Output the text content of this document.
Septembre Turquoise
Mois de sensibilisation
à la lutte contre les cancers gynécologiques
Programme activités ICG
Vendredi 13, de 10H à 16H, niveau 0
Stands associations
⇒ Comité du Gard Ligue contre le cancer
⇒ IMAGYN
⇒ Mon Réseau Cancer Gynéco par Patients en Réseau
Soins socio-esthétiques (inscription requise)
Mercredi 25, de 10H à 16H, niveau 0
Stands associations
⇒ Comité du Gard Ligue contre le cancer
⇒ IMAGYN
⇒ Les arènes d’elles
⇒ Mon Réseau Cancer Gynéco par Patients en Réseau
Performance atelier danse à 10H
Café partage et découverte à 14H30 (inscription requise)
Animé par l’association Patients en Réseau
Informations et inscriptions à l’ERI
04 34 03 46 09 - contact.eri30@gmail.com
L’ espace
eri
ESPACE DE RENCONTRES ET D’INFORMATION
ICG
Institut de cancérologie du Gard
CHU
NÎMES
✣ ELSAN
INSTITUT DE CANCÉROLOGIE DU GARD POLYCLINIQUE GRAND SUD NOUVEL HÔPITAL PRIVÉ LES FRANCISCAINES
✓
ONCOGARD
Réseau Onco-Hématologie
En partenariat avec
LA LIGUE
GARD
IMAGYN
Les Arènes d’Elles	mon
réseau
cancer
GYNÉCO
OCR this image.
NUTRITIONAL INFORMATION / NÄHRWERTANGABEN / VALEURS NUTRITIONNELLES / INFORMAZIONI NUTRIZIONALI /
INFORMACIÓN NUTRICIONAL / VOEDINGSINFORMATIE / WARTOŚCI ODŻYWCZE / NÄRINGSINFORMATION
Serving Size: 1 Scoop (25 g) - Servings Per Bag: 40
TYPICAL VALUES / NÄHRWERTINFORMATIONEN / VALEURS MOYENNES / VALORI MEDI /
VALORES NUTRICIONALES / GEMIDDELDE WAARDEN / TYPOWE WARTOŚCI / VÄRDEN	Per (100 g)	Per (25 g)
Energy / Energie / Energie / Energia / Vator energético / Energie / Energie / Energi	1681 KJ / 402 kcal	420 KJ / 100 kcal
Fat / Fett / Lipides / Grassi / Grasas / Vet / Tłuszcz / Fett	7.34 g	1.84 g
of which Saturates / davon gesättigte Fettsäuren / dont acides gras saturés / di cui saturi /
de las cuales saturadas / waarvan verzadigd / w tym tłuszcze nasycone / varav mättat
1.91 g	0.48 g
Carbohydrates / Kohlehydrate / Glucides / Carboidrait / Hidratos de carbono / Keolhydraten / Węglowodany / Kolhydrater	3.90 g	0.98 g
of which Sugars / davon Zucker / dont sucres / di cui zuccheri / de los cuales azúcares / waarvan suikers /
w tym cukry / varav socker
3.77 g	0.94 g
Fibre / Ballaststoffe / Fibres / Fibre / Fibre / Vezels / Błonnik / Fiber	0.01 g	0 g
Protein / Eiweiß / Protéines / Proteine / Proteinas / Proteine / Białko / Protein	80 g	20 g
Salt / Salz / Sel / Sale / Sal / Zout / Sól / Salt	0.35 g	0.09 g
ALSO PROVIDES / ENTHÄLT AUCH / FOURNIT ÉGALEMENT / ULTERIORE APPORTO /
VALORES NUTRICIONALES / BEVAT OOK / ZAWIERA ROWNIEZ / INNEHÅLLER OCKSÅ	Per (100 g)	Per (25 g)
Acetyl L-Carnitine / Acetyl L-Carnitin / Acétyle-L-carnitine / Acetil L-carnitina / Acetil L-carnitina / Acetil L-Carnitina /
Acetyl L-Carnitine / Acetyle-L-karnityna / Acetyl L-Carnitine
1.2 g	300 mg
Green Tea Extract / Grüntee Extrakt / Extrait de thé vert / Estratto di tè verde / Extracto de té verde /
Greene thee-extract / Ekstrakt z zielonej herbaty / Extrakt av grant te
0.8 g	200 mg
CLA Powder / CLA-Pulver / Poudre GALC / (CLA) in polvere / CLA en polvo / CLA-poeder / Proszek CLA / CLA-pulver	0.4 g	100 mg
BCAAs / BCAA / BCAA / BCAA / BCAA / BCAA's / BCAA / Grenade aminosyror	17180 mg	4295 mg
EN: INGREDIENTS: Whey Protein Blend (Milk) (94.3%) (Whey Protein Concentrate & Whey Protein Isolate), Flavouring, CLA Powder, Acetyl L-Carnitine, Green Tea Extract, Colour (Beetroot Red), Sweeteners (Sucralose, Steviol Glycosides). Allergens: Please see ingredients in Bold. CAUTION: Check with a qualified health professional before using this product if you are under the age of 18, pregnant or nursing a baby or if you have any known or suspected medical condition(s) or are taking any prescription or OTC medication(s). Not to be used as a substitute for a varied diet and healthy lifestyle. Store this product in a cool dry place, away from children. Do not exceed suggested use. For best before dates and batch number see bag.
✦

§ Exercise prompt: The records shown above are to be copied exactly, every one of them.

§ Response to this task:
Output the text content of this document.
Septembre Turquoise
Mois de sensibilisation
à la lutte contre les cancers gynécologiques
Programme activités ICG
Vendredi 13, de 10H à 16H, niveau 0
Stands associations
⇒ Comité du Gard Ligue contre le cancer
⇒ IMAGYN
⇒ Mon Réseau Cancer Gynéco par Patients en Réseau
Soins socio-esthétiques (inscription requise)
Mercredi 25, de 10H à 16H, niveau 0
Stands associations
⇒ Comité du Gard Ligue contre le cancer
⇒ IMAGYN
⇒ Les arènes d’elles
⇒ Mon Réseau Cancer Gynéco par Patients en Réseau
Performance atelier danse à 10H
Café partage et découverte à 14H30 (inscription requise)
Animé par l’association Patients en Réseau
Informations et inscriptions à l’ERI
04 34 03 46 09 - contact.eri30@gmail.com
L’ espace
eri
ESPACE DE RENCONTRES ET D’INFORMATION
ICG
Institut de cancérologie du Gard
CHU
NÎMES
✣ ELSAN
INSTITUT DE CANCÉROLOGIE DU GARD POLYCLINIQUE GRAND SUD NOUVEL HÔPITAL PRIVÉ LES FRANCISCAINES
✓
ONCOGARD
Réseau Onco-Hématologie
En partenariat avec
LA LIGUE
GARD
IMAGYN
Les Arènes d’Elles	mon
réseau
cancer
GYNÉCO
OCR this image.
NUTRITIONAL INFORMATION / NÄHRWERTANGABEN / VALEURS NUTRITIONNELLES / INFORMAZIONI NUTRIZIONALI /
INFORMACIÓN NUTRICIONAL / VOEDINGSINFORMATIE / WARTOŚCI ODŻYWCZE / NÄRINGSINFORMATION
Serving Size: 1 Scoop (25 g) - Servings Per Bag: 40
TYPICAL VALUES / NÄHRWERTINFORMATIONEN / VALEURS MOYENNES / VALORI MEDI /
VALORES NUTRICIONALES / GEMIDDELDE WAARDEN / TYPOWE WARTOŚCI / VÄRDEN	Per (100 g)	Per (25 g)
Energy / Energie / Energie / Energia / Vator energético / Energie / Energie / Energi	1681 KJ / 402 kcal	420 KJ / 100 kcal
Fat / Fett / Lipides / Grassi / Grasas / Vet / Tłuszcz / Fett	7.34 g	1.84 g
of which Saturates / davon gesättigte Fettsäuren / dont acides gras saturés / di cui saturi /
de las cuales saturadas / waarvan verzadigd / w tym tłuszcze nasycone / varav mättat
1.91 g	0.48 g
Carbohydrates / Kohlehydrate / Glucides / Carboidrait / Hidratos de carbono / Keolhydraten / Węglowodany / Kolhydrater	3.90 g	0.98 g
of which Sugars / davon Zucker / dont sucres / di cui zuccheri / de los cuales azúcares / waarvan suikers /
w tym cukry / varav socker
3.77 g	0.94 g
Fibre / Ballaststoffe / Fibres / Fibre / Fibre / Vezels / Błonnik / Fiber	0.01 g	0 g
Protein / Eiweiß / Protéines / Proteine / Proteinas / Proteine / Białko / Protein	80 g	20 g
Salt / Salz / Sel / Sale / Sal / Zout / Sól / Salt	0.35 g	0.09 g
ALSO PROVIDES / ENTHÄLT AUCH / FOURNIT ÉGALEMENT / ULTERIORE APPORTO /
VALORES NUTRICIONALES / BEVAT OOK / ZAWIERA ROWNIEZ / INNEHÅLLER OCKSÅ	Per (100 g)	Per (25 g)
Acetyl L-Carnitine / Acetyl L-Carnitin / Acétyle-L-carnitine / Acetil L-carnitina / Acetil L-carnitina / Acetil L-Carnitina /
Acetyl L-Carnitine / Acetyle-L-karnityna / Acetyl L-Carnitine
1.2 g	300 mg
Green Tea Extract / Grüntee Extrakt / Extrait de thé vert / Estratto di tè verde / Extracto de té verde /
Greene thee-extract / Ekstrakt z zielonej herbaty / Extrakt av grant te
0.8 g	200 mg
CLA Powder / CLA-Pulver / Poudre GALC / (CLA) in polvere / CLA en polvo / CLA-poeder / Proszek CLA / CLA-pulver	0.4 g	100 mg
BCAAs / BCAA / BCAA / BCAA / BCAA / BCAA's / BCAA / Grenade aminosyror	17180 mg	4295 mg
EN: INGREDIENTS: Whey Protein Blend (Milk) (94.3%) (Whey Protein Concentrate & Whey Protein Isolate), Flavouring, CLA Powder, Acetyl L-Carnitine, Green Tea Extract, Colour (Beetroot Red), Sweeteners (Sucralose, Steviol Glycosides). Allergens: Please see ingredients in Bold. CAUTION: Check with a qualified health professional before using this product if you are under the age of 18, pregnant or nursing a baby or if you have any known or suspected medical condition(s) or are taking any prescription or OTC medication(s). Not to be used as a substitute for a varied diet and healthy lifestyle. Store this product in a cool dry place, away from children. Do not exceed suggested use. For best before dates and batch number see bag.
✦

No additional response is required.